Written problem - Which lines hold the string "WILL"? Copy every one of them.

Dataset records -
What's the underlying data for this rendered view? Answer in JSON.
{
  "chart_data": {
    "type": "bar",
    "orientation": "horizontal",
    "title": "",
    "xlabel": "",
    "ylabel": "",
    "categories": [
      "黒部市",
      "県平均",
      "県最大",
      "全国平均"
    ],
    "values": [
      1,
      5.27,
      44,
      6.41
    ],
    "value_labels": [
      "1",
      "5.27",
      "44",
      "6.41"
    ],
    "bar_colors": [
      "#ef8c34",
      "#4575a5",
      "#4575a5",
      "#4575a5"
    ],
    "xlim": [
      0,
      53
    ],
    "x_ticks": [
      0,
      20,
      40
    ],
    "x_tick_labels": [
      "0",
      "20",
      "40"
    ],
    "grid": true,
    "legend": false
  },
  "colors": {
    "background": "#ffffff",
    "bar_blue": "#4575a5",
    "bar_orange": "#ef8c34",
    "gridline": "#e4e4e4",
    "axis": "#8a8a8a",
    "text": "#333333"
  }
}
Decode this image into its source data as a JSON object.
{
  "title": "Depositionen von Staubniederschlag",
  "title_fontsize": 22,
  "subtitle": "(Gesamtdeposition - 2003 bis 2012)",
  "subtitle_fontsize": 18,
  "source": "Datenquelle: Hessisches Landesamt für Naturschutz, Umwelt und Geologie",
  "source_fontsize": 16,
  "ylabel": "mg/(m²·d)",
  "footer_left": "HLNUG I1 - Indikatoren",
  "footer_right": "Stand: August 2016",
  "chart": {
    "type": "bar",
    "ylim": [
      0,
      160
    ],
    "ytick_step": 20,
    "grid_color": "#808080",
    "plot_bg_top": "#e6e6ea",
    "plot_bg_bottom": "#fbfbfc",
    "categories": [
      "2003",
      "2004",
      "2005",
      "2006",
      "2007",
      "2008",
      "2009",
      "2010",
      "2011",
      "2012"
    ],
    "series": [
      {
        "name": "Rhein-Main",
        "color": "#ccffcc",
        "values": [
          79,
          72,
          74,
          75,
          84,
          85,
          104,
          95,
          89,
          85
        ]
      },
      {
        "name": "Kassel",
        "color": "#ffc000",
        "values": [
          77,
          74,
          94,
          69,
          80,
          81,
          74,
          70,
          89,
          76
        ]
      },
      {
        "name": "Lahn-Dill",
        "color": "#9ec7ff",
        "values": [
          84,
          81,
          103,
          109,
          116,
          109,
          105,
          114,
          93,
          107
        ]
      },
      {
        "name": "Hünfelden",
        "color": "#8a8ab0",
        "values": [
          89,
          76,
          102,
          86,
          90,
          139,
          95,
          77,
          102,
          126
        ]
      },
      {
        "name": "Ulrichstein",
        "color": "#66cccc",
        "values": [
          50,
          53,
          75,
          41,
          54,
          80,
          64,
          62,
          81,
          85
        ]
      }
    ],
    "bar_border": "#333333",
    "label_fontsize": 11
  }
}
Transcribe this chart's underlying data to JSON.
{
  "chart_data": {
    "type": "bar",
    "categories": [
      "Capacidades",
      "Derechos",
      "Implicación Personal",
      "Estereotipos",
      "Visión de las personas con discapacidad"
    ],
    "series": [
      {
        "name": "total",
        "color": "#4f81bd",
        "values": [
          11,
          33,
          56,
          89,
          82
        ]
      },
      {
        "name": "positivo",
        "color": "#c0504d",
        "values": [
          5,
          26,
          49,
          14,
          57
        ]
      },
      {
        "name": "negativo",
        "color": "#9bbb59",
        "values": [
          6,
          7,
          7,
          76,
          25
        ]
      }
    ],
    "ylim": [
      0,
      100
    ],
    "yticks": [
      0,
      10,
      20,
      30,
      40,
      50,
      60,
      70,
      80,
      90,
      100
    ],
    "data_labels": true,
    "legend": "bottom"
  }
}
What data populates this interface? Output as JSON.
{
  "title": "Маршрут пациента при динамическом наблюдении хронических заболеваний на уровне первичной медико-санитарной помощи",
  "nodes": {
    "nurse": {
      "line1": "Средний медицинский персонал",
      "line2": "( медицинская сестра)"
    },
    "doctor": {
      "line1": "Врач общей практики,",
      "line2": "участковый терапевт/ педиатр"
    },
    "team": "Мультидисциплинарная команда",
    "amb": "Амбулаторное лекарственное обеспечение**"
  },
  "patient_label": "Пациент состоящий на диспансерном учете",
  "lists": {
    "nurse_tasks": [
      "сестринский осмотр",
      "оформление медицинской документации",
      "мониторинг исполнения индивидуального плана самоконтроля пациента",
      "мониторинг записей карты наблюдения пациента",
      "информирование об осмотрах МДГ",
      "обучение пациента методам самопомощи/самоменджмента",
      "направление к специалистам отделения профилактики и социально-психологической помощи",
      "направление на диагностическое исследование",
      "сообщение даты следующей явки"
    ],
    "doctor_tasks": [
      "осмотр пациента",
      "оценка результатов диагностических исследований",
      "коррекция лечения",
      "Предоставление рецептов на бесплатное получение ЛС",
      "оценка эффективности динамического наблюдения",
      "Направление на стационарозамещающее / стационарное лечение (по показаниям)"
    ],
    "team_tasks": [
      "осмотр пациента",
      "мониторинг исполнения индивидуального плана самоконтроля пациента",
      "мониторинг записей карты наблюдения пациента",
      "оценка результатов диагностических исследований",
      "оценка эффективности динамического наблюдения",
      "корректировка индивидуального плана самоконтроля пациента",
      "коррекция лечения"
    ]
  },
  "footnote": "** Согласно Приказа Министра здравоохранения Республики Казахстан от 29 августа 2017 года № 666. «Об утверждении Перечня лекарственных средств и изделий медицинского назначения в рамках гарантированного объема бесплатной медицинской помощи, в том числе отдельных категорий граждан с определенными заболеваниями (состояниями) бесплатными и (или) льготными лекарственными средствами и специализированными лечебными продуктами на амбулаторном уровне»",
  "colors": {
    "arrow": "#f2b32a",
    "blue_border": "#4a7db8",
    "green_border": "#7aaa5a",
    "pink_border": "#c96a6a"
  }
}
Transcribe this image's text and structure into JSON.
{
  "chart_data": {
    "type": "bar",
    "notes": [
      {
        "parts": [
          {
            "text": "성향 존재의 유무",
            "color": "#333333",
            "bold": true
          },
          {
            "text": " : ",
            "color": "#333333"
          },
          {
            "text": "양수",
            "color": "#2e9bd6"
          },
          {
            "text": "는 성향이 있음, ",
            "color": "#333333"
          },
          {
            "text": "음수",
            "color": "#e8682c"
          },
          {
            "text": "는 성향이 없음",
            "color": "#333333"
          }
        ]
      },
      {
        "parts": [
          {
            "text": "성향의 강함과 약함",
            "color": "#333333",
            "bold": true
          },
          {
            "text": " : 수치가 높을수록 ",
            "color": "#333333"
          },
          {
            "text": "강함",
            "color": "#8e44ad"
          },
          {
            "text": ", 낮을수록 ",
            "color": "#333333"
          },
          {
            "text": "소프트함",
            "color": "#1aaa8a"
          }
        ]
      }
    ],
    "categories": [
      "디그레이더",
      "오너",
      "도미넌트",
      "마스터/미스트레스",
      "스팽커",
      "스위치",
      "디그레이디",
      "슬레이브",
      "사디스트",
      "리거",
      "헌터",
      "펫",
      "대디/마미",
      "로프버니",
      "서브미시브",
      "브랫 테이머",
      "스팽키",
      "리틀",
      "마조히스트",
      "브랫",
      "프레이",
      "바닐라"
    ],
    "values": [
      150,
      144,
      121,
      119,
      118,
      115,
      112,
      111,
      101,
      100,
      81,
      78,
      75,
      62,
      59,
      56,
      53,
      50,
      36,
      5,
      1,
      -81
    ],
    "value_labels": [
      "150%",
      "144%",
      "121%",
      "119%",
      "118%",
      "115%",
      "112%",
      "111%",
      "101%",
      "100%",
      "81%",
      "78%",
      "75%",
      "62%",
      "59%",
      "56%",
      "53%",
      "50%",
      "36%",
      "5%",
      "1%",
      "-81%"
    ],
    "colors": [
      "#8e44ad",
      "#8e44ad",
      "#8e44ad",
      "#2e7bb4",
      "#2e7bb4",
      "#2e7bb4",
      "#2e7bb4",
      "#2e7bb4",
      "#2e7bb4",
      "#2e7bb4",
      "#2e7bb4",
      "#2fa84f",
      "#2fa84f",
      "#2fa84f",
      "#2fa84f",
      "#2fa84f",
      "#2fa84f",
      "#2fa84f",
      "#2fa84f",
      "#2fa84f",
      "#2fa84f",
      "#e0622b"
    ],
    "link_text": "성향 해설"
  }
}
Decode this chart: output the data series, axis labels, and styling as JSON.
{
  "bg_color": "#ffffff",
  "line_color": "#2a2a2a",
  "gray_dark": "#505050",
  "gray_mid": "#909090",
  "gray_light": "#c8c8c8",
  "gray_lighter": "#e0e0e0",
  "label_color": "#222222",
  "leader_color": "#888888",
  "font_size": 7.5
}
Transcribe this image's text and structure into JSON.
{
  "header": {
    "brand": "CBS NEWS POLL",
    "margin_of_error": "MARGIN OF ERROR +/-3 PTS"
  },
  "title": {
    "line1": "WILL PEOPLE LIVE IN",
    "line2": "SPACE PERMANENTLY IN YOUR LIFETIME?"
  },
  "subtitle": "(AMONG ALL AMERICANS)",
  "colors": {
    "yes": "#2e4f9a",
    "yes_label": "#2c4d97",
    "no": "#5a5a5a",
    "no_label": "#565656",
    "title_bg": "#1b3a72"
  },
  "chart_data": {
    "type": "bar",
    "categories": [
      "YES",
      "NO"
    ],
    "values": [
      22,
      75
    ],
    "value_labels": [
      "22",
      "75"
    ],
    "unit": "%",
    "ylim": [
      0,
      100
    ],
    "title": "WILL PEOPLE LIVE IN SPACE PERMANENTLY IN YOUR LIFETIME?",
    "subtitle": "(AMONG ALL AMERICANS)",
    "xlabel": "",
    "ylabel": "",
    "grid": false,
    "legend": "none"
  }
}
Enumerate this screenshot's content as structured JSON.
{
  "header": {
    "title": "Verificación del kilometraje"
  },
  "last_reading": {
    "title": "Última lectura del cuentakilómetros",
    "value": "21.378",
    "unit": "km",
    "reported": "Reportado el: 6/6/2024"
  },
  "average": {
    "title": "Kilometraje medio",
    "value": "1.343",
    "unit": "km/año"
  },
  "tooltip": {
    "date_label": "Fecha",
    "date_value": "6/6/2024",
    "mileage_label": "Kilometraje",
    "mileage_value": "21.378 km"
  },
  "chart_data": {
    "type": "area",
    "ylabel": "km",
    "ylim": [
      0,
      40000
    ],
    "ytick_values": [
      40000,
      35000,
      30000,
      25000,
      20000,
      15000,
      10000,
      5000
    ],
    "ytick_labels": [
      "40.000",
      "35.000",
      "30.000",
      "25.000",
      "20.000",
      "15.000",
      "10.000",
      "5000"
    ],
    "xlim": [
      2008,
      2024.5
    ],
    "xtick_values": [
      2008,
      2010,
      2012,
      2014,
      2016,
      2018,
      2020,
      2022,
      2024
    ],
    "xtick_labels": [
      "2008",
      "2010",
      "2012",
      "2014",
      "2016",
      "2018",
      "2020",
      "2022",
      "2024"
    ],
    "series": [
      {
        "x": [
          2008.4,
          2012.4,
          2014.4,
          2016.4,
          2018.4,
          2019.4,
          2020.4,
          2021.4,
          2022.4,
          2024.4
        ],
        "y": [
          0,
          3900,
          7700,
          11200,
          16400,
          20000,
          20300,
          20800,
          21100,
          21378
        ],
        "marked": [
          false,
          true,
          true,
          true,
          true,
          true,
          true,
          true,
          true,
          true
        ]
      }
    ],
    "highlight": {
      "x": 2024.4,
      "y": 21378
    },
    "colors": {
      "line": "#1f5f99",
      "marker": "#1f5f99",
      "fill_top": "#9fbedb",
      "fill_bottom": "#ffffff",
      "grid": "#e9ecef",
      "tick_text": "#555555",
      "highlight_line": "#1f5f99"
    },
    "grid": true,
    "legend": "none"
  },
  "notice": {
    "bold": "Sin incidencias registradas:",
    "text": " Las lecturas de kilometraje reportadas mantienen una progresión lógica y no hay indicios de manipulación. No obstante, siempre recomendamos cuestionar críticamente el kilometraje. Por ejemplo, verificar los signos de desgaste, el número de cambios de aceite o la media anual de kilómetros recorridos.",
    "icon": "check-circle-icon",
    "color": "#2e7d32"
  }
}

Problem solution -
    "line1": "WILL PEOPLE LIVE IN",
    "title": "WILL PEOPLE LIVE IN SPACE PERMANENTLY IN YOUR LIFETIME?",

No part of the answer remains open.